Data entries:
===============

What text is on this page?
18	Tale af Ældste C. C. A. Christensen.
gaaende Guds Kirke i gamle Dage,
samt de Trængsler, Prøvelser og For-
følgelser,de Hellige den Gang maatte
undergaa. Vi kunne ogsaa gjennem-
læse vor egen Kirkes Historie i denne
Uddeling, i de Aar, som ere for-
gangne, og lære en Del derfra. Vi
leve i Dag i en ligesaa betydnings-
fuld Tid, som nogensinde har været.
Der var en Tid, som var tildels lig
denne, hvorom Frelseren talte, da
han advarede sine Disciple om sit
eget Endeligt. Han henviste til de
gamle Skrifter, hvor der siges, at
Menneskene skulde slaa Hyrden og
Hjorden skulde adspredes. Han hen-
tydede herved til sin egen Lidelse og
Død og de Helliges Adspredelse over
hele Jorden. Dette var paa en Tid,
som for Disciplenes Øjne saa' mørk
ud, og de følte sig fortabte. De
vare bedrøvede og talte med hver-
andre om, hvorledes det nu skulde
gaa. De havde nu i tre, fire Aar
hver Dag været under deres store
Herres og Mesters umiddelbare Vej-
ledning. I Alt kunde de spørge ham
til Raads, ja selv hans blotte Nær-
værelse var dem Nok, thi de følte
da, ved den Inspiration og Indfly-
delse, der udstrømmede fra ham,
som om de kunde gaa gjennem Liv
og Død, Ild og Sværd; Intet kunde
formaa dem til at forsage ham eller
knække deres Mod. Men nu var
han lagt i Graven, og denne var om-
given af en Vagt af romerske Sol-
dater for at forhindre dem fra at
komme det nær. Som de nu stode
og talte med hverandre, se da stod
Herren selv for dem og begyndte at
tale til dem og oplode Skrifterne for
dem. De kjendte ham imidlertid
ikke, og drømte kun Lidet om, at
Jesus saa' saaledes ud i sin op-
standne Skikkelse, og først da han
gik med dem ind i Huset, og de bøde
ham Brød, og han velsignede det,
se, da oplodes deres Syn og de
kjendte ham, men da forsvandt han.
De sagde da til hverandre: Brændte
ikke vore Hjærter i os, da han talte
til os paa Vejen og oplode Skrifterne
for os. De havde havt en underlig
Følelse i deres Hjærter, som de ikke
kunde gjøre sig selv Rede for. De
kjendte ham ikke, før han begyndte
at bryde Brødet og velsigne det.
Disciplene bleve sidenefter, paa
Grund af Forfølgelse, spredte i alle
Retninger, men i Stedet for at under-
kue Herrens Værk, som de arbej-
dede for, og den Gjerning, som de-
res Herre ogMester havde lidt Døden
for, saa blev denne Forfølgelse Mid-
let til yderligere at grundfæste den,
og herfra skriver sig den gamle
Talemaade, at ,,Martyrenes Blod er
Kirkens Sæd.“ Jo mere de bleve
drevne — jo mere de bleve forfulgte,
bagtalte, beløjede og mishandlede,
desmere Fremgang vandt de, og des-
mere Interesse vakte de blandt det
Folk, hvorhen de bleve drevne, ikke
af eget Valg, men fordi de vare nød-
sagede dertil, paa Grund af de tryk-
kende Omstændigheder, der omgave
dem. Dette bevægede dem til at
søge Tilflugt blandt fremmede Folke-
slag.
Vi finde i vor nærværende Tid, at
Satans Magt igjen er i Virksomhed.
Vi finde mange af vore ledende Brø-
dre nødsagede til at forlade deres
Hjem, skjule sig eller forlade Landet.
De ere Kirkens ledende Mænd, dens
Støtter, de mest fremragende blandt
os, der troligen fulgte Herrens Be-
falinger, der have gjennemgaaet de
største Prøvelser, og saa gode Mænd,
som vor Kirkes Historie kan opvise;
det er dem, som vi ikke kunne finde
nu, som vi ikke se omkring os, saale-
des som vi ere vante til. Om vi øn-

===============

- **Exercise task**: Write the whole listing out again. Keep every line exactly as it is.

- **Solution for this exercise**:
What text is on this page?
18	Tale af Ældste C. C. A. Christensen.
gaaende Guds Kirke i gamle Dage,
samt de Trængsler, Prøvelser og For-
følgelser,de Hellige den Gang maatte
undergaa. Vi kunne ogsaa gjennem-
læse vor egen Kirkes Historie i denne
Uddeling, i de Aar, som ere for-
gangne, og lære en Del derfra. Vi
leve i Dag i en ligesaa betydnings-
fuld Tid, som nogensinde har været.
Der var en Tid, som var tildels lig
denne, hvorom Frelseren talte, da
han advarede sine Disciple om sit
eget Endeligt. Han henviste til de
gamle Skrifter, hvor der siges, at
Menneskene skulde slaa Hyrden og
Hjorden skulde adspredes. Han hen-
tydede herved til sin egen Lidelse og
Død og de Helliges Adspredelse over
hele Jorden. Dette var paa en Tid,
som for Disciplenes Øjne saa' mørk
ud, og de følte sig fortabte. De
vare bedrøvede og talte med hver-
andre om, hvorledes det nu skulde
gaa. De havde nu i tre, fire Aar
hver Dag været under deres store
Herres og Mesters umiddelbare Vej-
ledning. I Alt kunde de spørge ham
til Raads, ja selv hans blotte Nær-
værelse var dem Nok, thi de følte
da, ved den Inspiration og Indfly-
delse, der udstrømmede fra ham,
som om de kunde gaa gjennem Liv
og Død, Ild og Sværd; Intet kunde
formaa dem til at forsage ham eller
knække deres Mod. Men nu var
han lagt i Graven, og denne var om-
given af en Vagt af romerske Sol-
dater for at forhindre dem fra at
komme det nær. Som de nu stode
og talte med hverandre, se da stod
Herren selv for dem og begyndte at
tale til dem og oplode Skrifterne for
dem. De kjendte ham imidlertid
ikke, og drømte kun Lidet om, at
Jesus saa' saaledes ud i sin op-
standne Skikkelse, og først da han
gik med dem ind i Huset, og de bøde
ham Brød, og han velsignede det,
se, da oplodes deres Syn og de
kjendte ham, men da forsvandt han.
De sagde da til hverandre: Brændte
ikke vore Hjærter i os, da han talte
til os paa Vejen og oplode Skrifterne
for os. De havde havt en underlig
Følelse i deres Hjærter, som de ikke
kunde gjøre sig selv Rede for. De
kjendte ham ikke, før han begyndte
at bryde Brødet og velsigne det.
Disciplene bleve sidenefter, paa
Grund af Forfølgelse, spredte i alle
Retninger, men i Stedet for at under-
kue Herrens Værk, som de arbej-
dede for, og den Gjerning, som de-
res Herre ogMester havde lidt Døden
for, saa blev denne Forfølgelse Mid-
let til yderligere at grundfæste den,
og herfra skriver sig den gamle
Talemaade, at ,,Martyrenes Blod er
Kirkens Sæd.“ Jo mere de bleve
drevne — jo mere de bleve forfulgte,
bagtalte, beløjede og mishandlede,
desmere Fremgang vandt de, og des-
mere Interesse vakte de blandt det
Folk, hvorhen de bleve drevne, ikke
af eget Valg, men fordi de vare nød-
sagede dertil, paa Grund af de tryk-
kende Omstændigheder, der omgave
dem. Dette bevægede dem til at
søge Tilflugt blandt fremmede Folke-
slag.
Vi finde i vor nærværende Tid, at
Satans Magt igjen er i Virksomhed.
Vi finde mange af vore ledende Brø-
dre nødsagede til at forlade deres
Hjem, skjule sig eller forlade Landet.
De ere Kirkens ledende Mænd, dens
Støtter, de mest fremragende blandt
os, der troligen fulgte Herrens Be-
falinger, der have gjennemgaaet de
største Prøvelser, og saa gode Mænd,
som vor Kirkes Historie kan opvise;
det er dem, som vi ikke kunne finde
nu, som vi ikke se omkring os, saale-
des som vi ere vante til. Om vi øn-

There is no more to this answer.